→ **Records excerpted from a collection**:
=-=-=-=-=
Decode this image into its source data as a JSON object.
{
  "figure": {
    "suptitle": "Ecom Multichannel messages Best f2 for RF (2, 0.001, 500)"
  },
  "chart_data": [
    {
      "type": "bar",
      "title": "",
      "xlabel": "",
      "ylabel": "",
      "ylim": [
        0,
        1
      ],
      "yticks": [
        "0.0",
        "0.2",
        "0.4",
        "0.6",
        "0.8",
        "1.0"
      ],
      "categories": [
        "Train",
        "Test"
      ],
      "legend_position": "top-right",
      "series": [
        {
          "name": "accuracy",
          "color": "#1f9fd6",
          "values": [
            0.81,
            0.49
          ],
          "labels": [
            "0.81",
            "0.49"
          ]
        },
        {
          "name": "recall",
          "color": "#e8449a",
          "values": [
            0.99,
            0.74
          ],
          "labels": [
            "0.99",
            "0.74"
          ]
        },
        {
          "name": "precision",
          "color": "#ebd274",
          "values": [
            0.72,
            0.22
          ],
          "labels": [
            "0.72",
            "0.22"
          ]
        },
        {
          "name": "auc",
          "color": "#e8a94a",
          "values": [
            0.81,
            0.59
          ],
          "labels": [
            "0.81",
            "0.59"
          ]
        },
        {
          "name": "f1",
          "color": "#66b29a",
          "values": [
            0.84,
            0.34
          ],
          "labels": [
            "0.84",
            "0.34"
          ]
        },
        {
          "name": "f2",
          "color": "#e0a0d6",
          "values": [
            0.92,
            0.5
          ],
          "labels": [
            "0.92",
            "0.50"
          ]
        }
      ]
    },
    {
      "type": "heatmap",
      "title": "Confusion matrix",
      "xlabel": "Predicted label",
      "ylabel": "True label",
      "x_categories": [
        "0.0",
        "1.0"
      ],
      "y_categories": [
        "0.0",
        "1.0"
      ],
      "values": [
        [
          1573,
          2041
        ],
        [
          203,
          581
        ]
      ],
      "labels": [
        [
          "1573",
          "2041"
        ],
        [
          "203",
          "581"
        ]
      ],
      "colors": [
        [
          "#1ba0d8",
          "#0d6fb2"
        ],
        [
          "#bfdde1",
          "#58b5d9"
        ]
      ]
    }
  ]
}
=-=-=-=-=
→ **Exercise brief**:
Pick out all lines from the data above in which the word "name" appears.

→ **Complete output**:
          "name": "accuracy",
          "name": "recall",
          "name": "precision",
          "name": "auc",
          "name": "f1",
          "name": "f2",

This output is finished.